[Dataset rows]

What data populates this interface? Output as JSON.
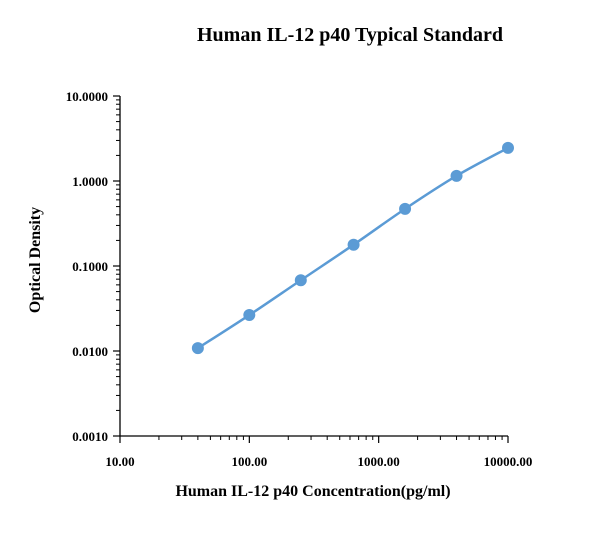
{
  "chart_data": {
    "type": "scatter",
    "title": "Human IL-12 p40 Typical Standard",
    "xlabel": "Human IL-12 p40 Concentration(pg/ml)",
    "ylabel": "Optical Density",
    "xscale": "log",
    "yscale": "log",
    "xlim": [
      10,
      10000
    ],
    "ylim": [
      0.001,
      10
    ],
    "x_ticks": [
      "10.00",
      "100.00",
      "1000.00",
      "10000.00"
    ],
    "y_ticks": [
      "0.0010",
      "0.0100",
      "0.1000",
      "1.0000",
      "10.0000"
    ],
    "grid": false,
    "legend": "none",
    "series": [
      {
        "x": [
          40,
          100,
          250,
          640,
          1600,
          4000,
          10000
        ],
        "y": [
          0.0108,
          0.0265,
          0.068,
          0.178,
          0.47,
          1.15,
          2.45
        ],
        "color": "#5b9bd5",
        "fit_curve": true
      }
    ]
  }
}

INSTRUCTIONS TO FOLLOW.
Give every record again exactly, apart from the pictures, which stay out.

RESULT FOR THIS TASK.
What data populates this interface? Output as JSON.
{
  "chart_data": {
    "type": "scatter",
    "title": "Human IL-12 p40 Typical Standard",
    "xlabel": "Human IL-12 p40 Concentration(pg/ml)",
    "ylabel": "Optical Density",
    "xscale": "log",
    "yscale": "log",
    "xlim": [
      10,
      10000
    ],
    "ylim": [
      0.001,
      10
    ],
    "x_ticks": [
      "10.00",
      "100.00",
      "1000.00",
      "10000.00"
    ],
    "y_ticks": [
      "0.0010",
      "0.0100",
      "0.1000",
      "1.0000",
      "10.0000"
    ],
    "grid": false,
    "legend": "none",
    "series": [
      {
        "x": [
          40,
          100,
          250,
          640,
          1600,
          4000,
          10000
        ],
        "y": [
          0.0108,
          0.0265,
          0.068,
          0.178,
          0.47,
          1.15,
          2.45
        ],
        "color": "#5b9bd5",
        "fit_curve": true
      }
    ]
  }
}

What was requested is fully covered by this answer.